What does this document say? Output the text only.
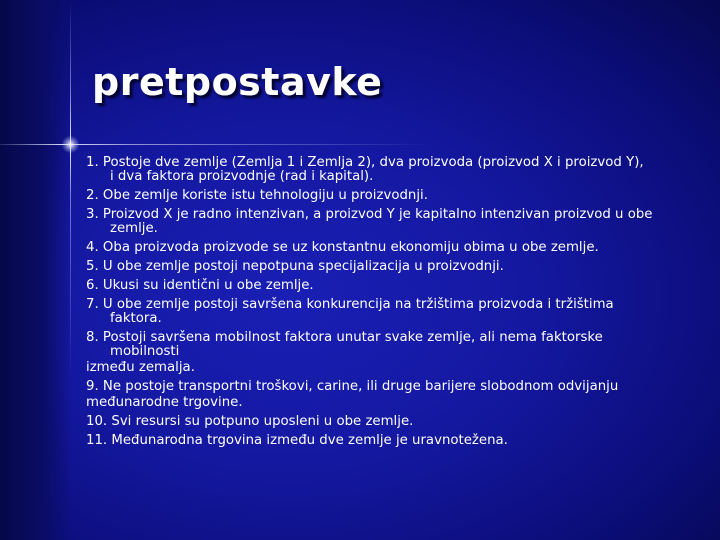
pretpostavke
1. Postoje dve zemlje (Zemlja 1 i Zemlja 2), dva proizvoda (proizvod X i proizvod Y),
i dva faktora proizvodnje (rad i kapital).
2. Obe zemlje koriste istu tehnologiju u proizvodnji.
3. Proizvod X je radno intenzivan, a proizvod Y je kapitalno intenzivan proizvod u obe
zemlje.
4. Oba proizvoda proizvode se uz konstantnu ekonomiju obima u obe zemlje.
5. U obe zemlje postoji nepotpuna specijalizacija u proizvodnji.
6. Ukusi su identični u obe zemlje.
7. U obe zemlje postoji savršena konkurencija na tržištima proizvoda i tržištima
faktora.
8. Postoji savršena mobilnost faktora unutar svake zemlje, ali nema faktorske
mobilnosti
između zemalja.
9. Ne postoje transportni troškovi, carine, ili druge barijere slobodnom odvijanju
međunarodne trgovine.
10. Svi resursi su potpuno uposleni u obe zemlje.
11. Međunarodna trgovina između dve zemlje je uravnotežena.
-*-
#### EXERCISE REQUIREMENTS:
Quote every record above exactly, leaving out the pictures.

#### RESPONSE TO THE TASK:
What does this document say? Output the text only.
pretpostavke
1. Postoje dve zemlje (Zemlja 1 i Zemlja 2), dva proizvoda (proizvod X i proizvod Y),
i dva faktora proizvodnje (rad i kapital).
2. Obe zemlje koriste istu tehnologiju u proizvodnji.
3. Proizvod X je radno intenzivan, a proizvod Y je kapitalno intenzivan proizvod u obe
zemlje.
4. Oba proizvoda proizvode se uz konstantnu ekonomiju obima u obe zemlje.
5. U obe zemlje postoji nepotpuna specijalizacija u proizvodnji.
6. Ukusi su identični u obe zemlje.
7. U obe zemlje postoji savršena konkurencija na tržištima proizvoda i tržištima
faktora.
8. Postoji savršena mobilnost faktora unutar svake zemlje, ali nema faktorske
mobilnosti
između zemalja.
9. Ne postoje transportni troškovi, carine, ili druge barijere slobodnom odvijanju
međunarodne trgovine.
10. Svi resursi su potpuno uposleni u obe zemlje.
11. Međunarodna trgovina između dve zemlje je uravnotežena.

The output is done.